▶ **Task directions**:
Below are some records; give them all again exactly, but not the pictures.

(Data records)
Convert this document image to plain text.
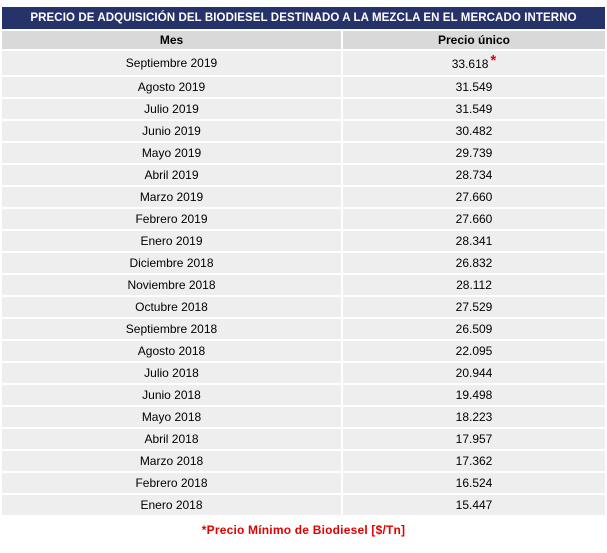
PRECIO DE ADQUISICIÓN DEL BIODIESEL DESTINADO A LA MEZCLA EN EL MERCADO INTERNO
Mes	Precio único
Septiembre 2019	33.618 *
Agosto 2019	31.549
Julio 2019	31.549
Junio 2019	30.482
Mayo 2019	29.739
Abril 2019	28.734
Marzo 2019	27.660
Febrero 2019	27.660
Enero 2019	28.341
Diciembre 2018	26.832
Noviembre 2018	28.112
Octubre 2018	27.529
Septiembre 2018	26.509
Agosto 2018	22.095
Julio 2018	20.944
Junio 2018	19.498
Mayo 2018	18.223
Abril 2018	17.957
Marzo 2018	17.362
Febrero 2018	16.524
Enero 2018	15.447
*Precio Mínimo de Biodiesel [$/Tn]
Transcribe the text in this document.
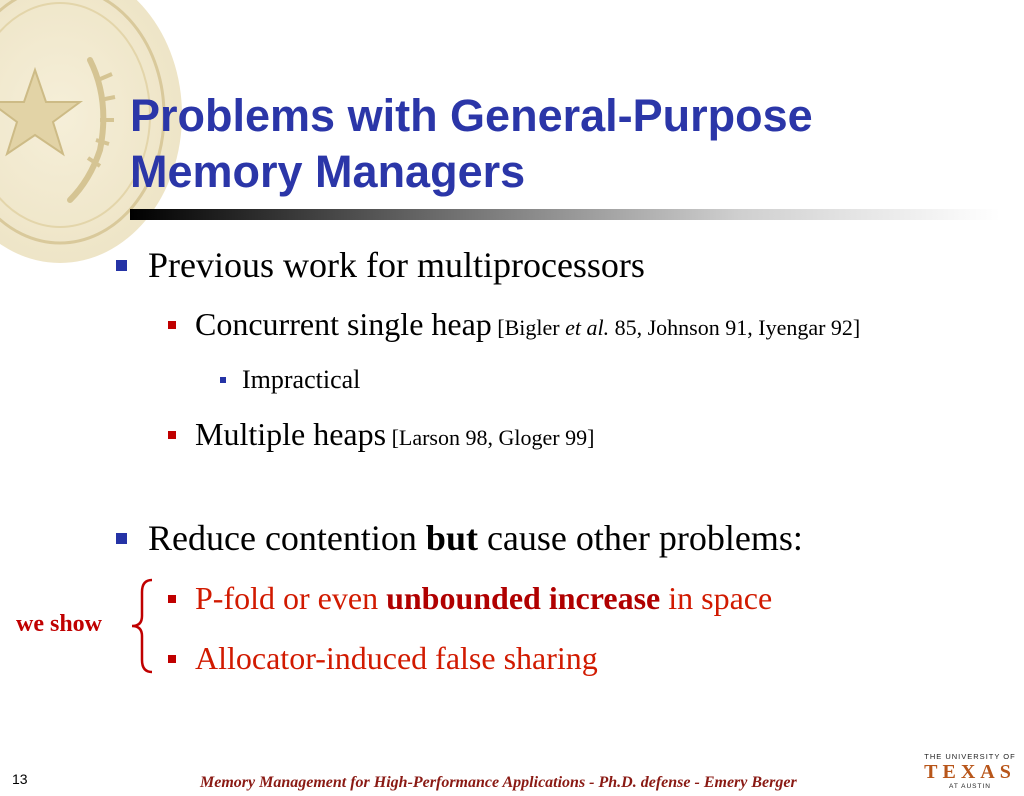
Problems with General-Purpose
Memory Managers
Previous work for multiprocessors
Concurrent single heap [Bigler et al. 85, Johnson 91, Iyengar 92]
Impractical
Multiple heaps [Larson 98, Gloger 99]
Reduce contention but cause other problems:
P-fold or even unbounded increase in space
Allocator-induced false sharing
we show
13	Memory Management for High-Performance Applications - Ph.D. defense - Emery Berger
THE UNIVERSITY OF
TEXAS
AT AUSTIN
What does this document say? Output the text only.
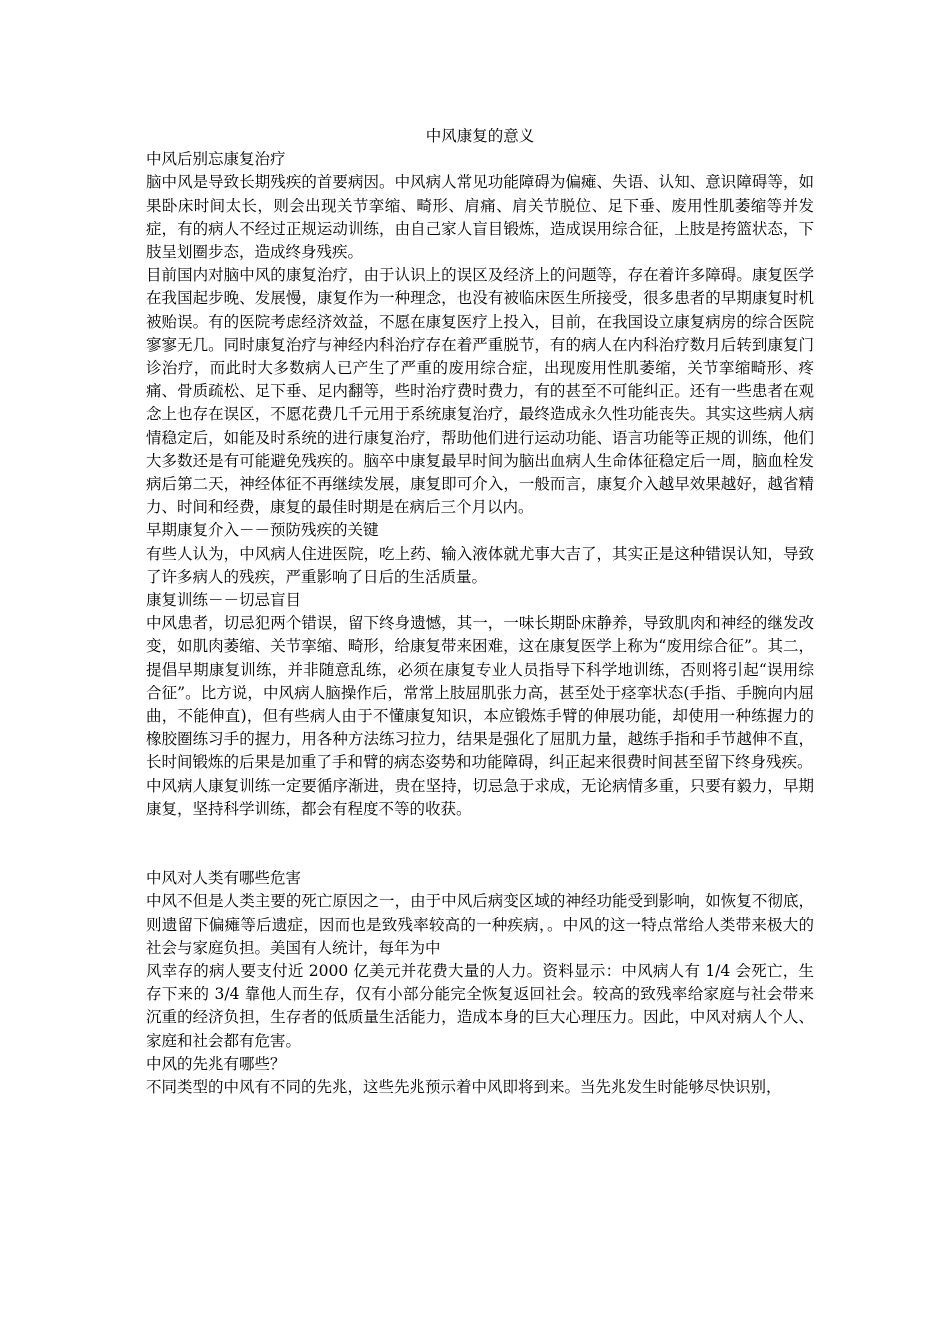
中风康复的意义

中风后别忘康复治疗

脑中风是导致长期残疾的首要病因。中风病人常见功能障碍为偏瘫、失语、认知、意识障碍等，如果卧床时间太长，则会出现关节挛缩、畸形、肩痛、肩关节脱位、足下垂、废用性肌萎缩等并发症，有的病人不经过正规运动训练，由自己家人盲目锻炼，造成误用综合征，上肢是挎篮状态，下肢呈划圈步态，造成终身残疾。

目前国内对脑中风的康复治疗，由于认识上的误区及经济上的问题等，存在着许多障碍。康复医学在我国起步晚、发展慢，康复作为一种理念，也没有被临床医生所接受，很多患者的早期康复时机被贻误。有的医院考虑经济效益，不愿在康复医疗上投入，目前，在我国设立康复病房的综合医院寥寥无几。同时康复治疗与神经内科治疗存在着严重脱节，有的病人在内科治疗数月后转到康复门诊治疗，而此时大多数病人已产生了严重的废用综合症，出现废用性肌萎缩，关节挛缩畸形、疼痛、骨质疏松、足下垂、足内翻等，些时治疗费时费力，有的甚至不可能纠正。还有一些患者在观念上也存在误区，不愿花费几千元用于系统康复治疗，最终造成永久性功能丧失。其实这些病人病情稳定后，如能及时系统的进行康复治疗，帮助他们进行运动功能、语言功能等正规的训练，他们大多数还是有可能避免残疾的。脑卒中康复最早时间为脑出血病人生命体征稳定后一周，脑血栓发病后第二天，神经体征不再继续发展，康复即可介入，一般而言，康复介入越早效果越好，越省精力、时间和经费，康复的最佳时期是在病后三个月以内。

早期康复介入－－预防残疾的关键

有些人认为，中风病人住进医院，吃上药、输入液体就尤事大吉了，其实正是这种错误认知，导致了许多病人的残疾，严重影响了日后的生活质量。

康复训练－－切忌盲目

中风患者，切忌犯两个错误，留下终身遗憾，其一，一味长期卧床静养，导致肌肉和神经的继发改变，如肌肉萎缩、关节挛缩、畸形，给康复带来困难，这在康复医学上称为“废用综合征”。其二，提倡早期康复训练，并非随意乱练，必须在康复专业人员指导下科学地训练，否则将引起“误用综合征”。比方说，中风病人脑操作后，常常上肢屈肌张力高，甚至处于痉挛状态(手指、手腕向内屈曲，不能伸直)，但有些病人由于不懂康复知识，本应锻炼手臂的伸展功能，却使用一种练握力的橡胶圈练习手的握力，用各种方法练习拉力，结果是强化了屈肌力量，越练手指和手节越伸不直，长时间锻炼的后果是加重了手和臂的病态姿势和功能障碍，纠正起来很费时间甚至留下终身残疾。

中风病人康复训练一定要循序渐进，贵在坚持，切忌急于求成，无论病情多重，只要有毅力，早期康复，坚持科学训练，都会有程度不等的收获。

中风对人类有哪些危害

中风不但是人类主要的死亡原因之一，由于中风后病变区域的神经功能受到影响，如恢复不彻底，则遗留下偏瘫等后遗症，因而也是致残率较高的一种疾病，。中风的这一特点常给人类带来极大的社会与家庭负担。美国有人统计，每年为中

风幸存的病人要支付近 2000 亿美元并花费大量的人力。资料显示：中风病人有 1/4 会死亡，生存下来的 3/4 靠他人而生存，仅有小部分能完全恢复返回社会。较高的致残率给家庭与社会带来沉重的经济负担，生存者的低质量生活能力，造成本身的巨大心理压力。因此，中风对病人个人、家庭和社会都有危害。

中风的先兆有哪些？

不同类型的中风有不同的先兆，这些先兆预示着中风即将到来。当先兆发生时能够尽快识别，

▶ **Solution to this task**:
Convert this document image to plain text.
PRECIO DE ADQUISICIÓN DEL BIODIESEL DESTINADO A LA MEZCLA EN EL MERCADO INTERNO
Mes	Precio único
Septiembre 2019	33.618 *
Agosto 2019	31.549
Julio 2019	31.549
Junio 2019	30.482
Mayo 2019	29.739
Abril 2019	28.734
Marzo 2019	27.660
Febrero 2019	27.660
Enero 2019	28.341
Diciembre 2018	26.832
Noviembre 2018	28.112
Octubre 2018	27.529
Septiembre 2018	26.509
Agosto 2018	22.095
Julio 2018	20.944
Junio 2018	19.498
Mayo 2018	18.223
Abril 2018	17.957
Marzo 2018	17.362
Febrero 2018	16.524
Enero 2018	15.447
*Precio Mínimo de Biodiesel [$/Tn]
Transcribe the text in this document.
Problems with General-Purpose
Memory Managers
Previous work for multiprocessors
Concurrent single heap [Bigler et al. 85, Johnson 91, Iyengar 92]
Impractical
Multiple heaps [Larson 98, Gloger 99]
Reduce contention but cause other problems:
P-fold or even unbounded increase in space
Allocator-induced false sharing
we show
13	Memory Management for High-Performance Applications - Ph.D. defense - Emery Berger
THE UNIVERSITY OF
TEXAS
AT AUSTIN
What does this document say? Output the text only.
中风康复的意义

中风后别忘康复治疗

脑中风是导致长期残疾的首要病因。中风病人常见功能障碍为偏瘫、失语、认知、意识障碍等，如果卧床时间太长，则会出现关节挛缩、畸形、肩痛、肩关节脱位、足下垂、废用性肌萎缩等并发症，有的病人不经过正规运动训练，由自己家人盲目锻炼，造成误用综合征，上肢是挎篮状态，下肢呈划圈步态，造成终身残疾。

目前国内对脑中风的康复治疗，由于认识上的误区及经济上的问题等，存在着许多障碍。康复医学在我国起步晚、发展慢，康复作为一种理念，也没有被临床医生所接受，很多患者的早期康复时机被贻误。有的医院考虑经济效益，不愿在康复医疗上投入，目前，在我国设立康复病房的综合医院寥寥无几。同时康复治疗与神经内科治疗存在着严重脱节，有的病人在内科治疗数月后转到康复门诊治疗，而此时大多数病人已产生了严重的废用综合症，出现废用性肌萎缩，关节挛缩畸形、疼痛、骨质疏松、足下垂、足内翻等，些时治疗费时费力，有的甚至不可能纠正。还有一些患者在观念上也存在误区，不愿花费几千元用于系统康复治疗，最终造成永久性功能丧失。其实这些病人病情稳定后，如能及时系统的进行康复治疗，帮助他们进行运动功能、语言功能等正规的训练，他们大多数还是有可能避免残疾的。脑卒中康复最早时间为脑出血病人生命体征稳定后一周，脑血栓发病后第二天，神经体征不再继续发展，康复即可介入，一般而言，康复介入越早效果越好，越省精力、时间和经费，康复的最佳时期是在病后三个月以内。

早期康复介入－－预防残疾的关键

有些人认为，中风病人住进医院，吃上药、输入液体就尤事大吉了，其实正是这种错误认知，导致了许多病人的残疾，严重影响了日后的生活质量。

康复训练－－切忌盲目

中风患者，切忌犯两个错误，留下终身遗憾，其一，一味长期卧床静养，导致肌肉和神经的继发改变，如肌肉萎缩、关节挛缩、畸形，给康复带来困难，这在康复医学上称为“废用综合征”。其二，提倡早期康复训练，并非随意乱练，必须在康复专业人员指导下科学地训练，否则将引起“误用综合征”。比方说，中风病人脑操作后，常常上肢屈肌张力高，甚至处于痉挛状态(手指、手腕向内屈曲，不能伸直)，但有些病人由于不懂康复知识，本应锻炼手臂的伸展功能，却使用一种练握力的橡胶圈练习手的握力，用各种方法练习拉力，结果是强化了屈肌力量，越练手指和手节越伸不直，长时间锻炼的后果是加重了手和臂的病态姿势和功能障碍，纠正起来很费时间甚至留下终身残疾。

中风病人康复训练一定要循序渐进，贵在坚持，切忌急于求成，无论病情多重，只要有毅力，早期康复，坚持科学训练，都会有程度不等的收获。

中风对人类有哪些危害

中风不但是人类主要的死亡原因之一，由于中风后病变区域的神经功能受到影响，如恢复不彻底，则遗留下偏瘫等后遗症，因而也是致残率较高的一种疾病，。中风的这一特点常给人类带来极大的社会与家庭负担。美国有人统计，每年为中

风幸存的病人要支付近 2000 亿美元并花费大量的人力。资料显示：中风病人有 1/4 会死亡，生存下来的 3/4 靠他人而生存，仅有小部分能完全恢复返回社会。较高的致残率给家庭与社会带来沉重的经济负担，生存者的低质量生活能力，造成本身的巨大心理压力。因此，中风对病人个人、家庭和社会都有危害。

中风的先兆有哪些？

不同类型的中风有不同的先兆，这些先兆预示着中风即将到来。当先兆发生时能够尽快识别，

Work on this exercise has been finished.